REQUIRED WORK — Reproduce every entry exactly as shown.

(Items from a figure collection)
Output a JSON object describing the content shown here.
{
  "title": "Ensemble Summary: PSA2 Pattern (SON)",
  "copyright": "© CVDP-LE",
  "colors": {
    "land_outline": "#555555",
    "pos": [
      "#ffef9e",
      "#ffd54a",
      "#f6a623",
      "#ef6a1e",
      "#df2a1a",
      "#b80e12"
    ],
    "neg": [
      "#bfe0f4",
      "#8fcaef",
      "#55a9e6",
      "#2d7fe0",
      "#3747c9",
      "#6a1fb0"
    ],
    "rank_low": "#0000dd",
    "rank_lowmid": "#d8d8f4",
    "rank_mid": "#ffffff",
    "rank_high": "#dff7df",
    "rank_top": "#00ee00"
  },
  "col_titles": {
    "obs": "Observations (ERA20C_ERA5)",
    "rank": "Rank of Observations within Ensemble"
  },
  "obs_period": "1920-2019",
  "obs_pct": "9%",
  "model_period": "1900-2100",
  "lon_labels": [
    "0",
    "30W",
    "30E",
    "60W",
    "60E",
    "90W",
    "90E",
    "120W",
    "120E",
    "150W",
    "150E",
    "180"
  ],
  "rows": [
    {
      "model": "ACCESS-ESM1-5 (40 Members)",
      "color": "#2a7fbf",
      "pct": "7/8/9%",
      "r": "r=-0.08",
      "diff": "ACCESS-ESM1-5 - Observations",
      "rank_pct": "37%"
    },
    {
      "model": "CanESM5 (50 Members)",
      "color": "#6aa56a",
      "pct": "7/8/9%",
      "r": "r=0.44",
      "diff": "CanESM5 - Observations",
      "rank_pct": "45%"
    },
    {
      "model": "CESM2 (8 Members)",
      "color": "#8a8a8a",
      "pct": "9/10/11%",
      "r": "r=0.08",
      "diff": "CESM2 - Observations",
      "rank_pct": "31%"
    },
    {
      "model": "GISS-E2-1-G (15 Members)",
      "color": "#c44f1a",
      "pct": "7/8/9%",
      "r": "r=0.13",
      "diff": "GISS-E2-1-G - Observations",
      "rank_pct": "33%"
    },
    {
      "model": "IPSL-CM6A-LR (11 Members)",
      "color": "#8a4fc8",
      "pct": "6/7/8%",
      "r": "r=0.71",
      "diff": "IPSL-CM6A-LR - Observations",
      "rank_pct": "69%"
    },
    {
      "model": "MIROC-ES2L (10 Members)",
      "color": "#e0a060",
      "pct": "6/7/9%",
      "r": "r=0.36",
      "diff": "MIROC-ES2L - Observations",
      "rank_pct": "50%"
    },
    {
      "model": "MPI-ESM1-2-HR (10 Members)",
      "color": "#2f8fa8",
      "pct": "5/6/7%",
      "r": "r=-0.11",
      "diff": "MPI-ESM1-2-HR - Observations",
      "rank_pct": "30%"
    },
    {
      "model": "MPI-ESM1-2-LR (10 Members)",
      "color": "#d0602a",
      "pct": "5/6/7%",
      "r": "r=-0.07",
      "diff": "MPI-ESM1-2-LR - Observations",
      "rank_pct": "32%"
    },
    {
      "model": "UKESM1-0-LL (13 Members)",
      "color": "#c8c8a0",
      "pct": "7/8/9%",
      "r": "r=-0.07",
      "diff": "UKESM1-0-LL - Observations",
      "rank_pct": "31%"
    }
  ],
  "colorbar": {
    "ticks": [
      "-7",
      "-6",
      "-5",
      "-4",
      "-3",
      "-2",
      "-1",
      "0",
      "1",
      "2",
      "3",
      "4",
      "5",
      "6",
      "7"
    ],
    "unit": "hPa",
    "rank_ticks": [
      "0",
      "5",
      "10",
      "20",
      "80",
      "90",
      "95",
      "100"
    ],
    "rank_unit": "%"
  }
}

EXERCISE ANSWER —
Output a JSON object describing the content shown here.
{
  "title": "Ensemble Summary: PSA2 Pattern (SON)",
  "copyright": "© CVDP-LE",
  "colors": {
    "land_outline": "#555555",
    "pos": [
      "#ffef9e",
      "#ffd54a",
      "#f6a623",
      "#ef6a1e",
      "#df2a1a",
      "#b80e12"
    ],
    "neg": [
      "#bfe0f4",
      "#8fcaef",
      "#55a9e6",
      "#2d7fe0",
      "#3747c9",
      "#6a1fb0"
    ],
    "rank_low": "#0000dd",
    "rank_lowmid": "#d8d8f4",
    "rank_mid": "#ffffff",
    "rank_high": "#dff7df",
    "rank_top": "#00ee00"
  },
  "col_titles": {
    "obs": "Observations (ERA20C_ERA5)",
    "rank": "Rank of Observations within Ensemble"
  },
  "obs_period": "1920-2019",
  "obs_pct": "9%",
  "model_period": "1900-2100",
  "lon_labels": [
    "0",
    "30W",
    "30E",
    "60W",
    "60E",
    "90W",
    "90E",
    "120W",
    "120E",
    "150W",
    "150E",
    "180"
  ],
  "rows": [
    {
      "model": "ACCESS-ESM1-5 (40 Members)",
      "color": "#2a7fbf",
      "pct": "7/8/9%",
      "r": "r=-0.08",
      "diff": "ACCESS-ESM1-5 - Observations",
      "rank_pct": "37%"
    },
    {
      "model": "CanESM5 (50 Members)",
      "color": "#6aa56a",
      "pct": "7/8/9%",
      "r": "r=0.44",
      "diff": "CanESM5 - Observations",
      "rank_pct": "45%"
    },
    {
      "model": "CESM2 (8 Members)",
      "color": "#8a8a8a",
      "pct": "9/10/11%",
      "r": "r=0.08",
      "diff": "CESM2 - Observations",
      "rank_pct": "31%"
    },
    {
      "model": "GISS-E2-1-G (15 Members)",
      "color": "#c44f1a",
      "pct": "7/8/9%",
      "r": "r=0.13",
      "diff": "GISS-E2-1-G - Observations",
      "rank_pct": "33%"
    },
    {
      "model": "IPSL-CM6A-LR (11 Members)",
      "color": "#8a4fc8",
      "pct": "6/7/8%",
      "r": "r=0.71",
      "diff": "IPSL-CM6A-LR - Observations",
      "rank_pct": "69%"
    },
    {
      "model": "MIROC-ES2L (10 Members)",
      "color": "#e0a060",
      "pct": "6/7/9%",
      "r": "r=0.36",
      "diff": "MIROC-ES2L - Observations",
      "rank_pct": "50%"
    },
    {
      "model": "MPI-ESM1-2-HR (10 Members)",
      "color": "#2f8fa8",
      "pct": "5/6/7%",
      "r": "r=-0.11",
      "diff": "MPI-ESM1-2-HR - Observations",
      "rank_pct": "30%"
    },
    {
      "model": "MPI-ESM1-2-LR (10 Members)",
      "color": "#d0602a",
      "pct": "5/6/7%",
      "r": "r=-0.07",
      "diff": "MPI-ESM1-2-LR - Observations",
      "rank_pct": "32%"
    },
    {
      "model": "UKESM1-0-LL (13 Members)",
      "color": "#c8c8a0",
      "pct": "7/8/9%",
      "r": "r=-0.07",
      "diff": "UKESM1-0-LL - Observations",
      "rank_pct": "31%"
    }
  ],
  "colorbar": {
    "ticks": [
      "-7",
      "-6",
      "-5",
      "-4",
      "-3",
      "-2",
      "-1",
      "0",
      "1",
      "2",
      "3",
      "4",
      "5",
      "6",
      "7"
    ],
    "unit": "hPa",
    "rank_ticks": [
      "0",
      "5",
      "10",
      "20",
      "80",
      "90",
      "95",
      "100"
    ],
    "rank_unit": "%"
  }
}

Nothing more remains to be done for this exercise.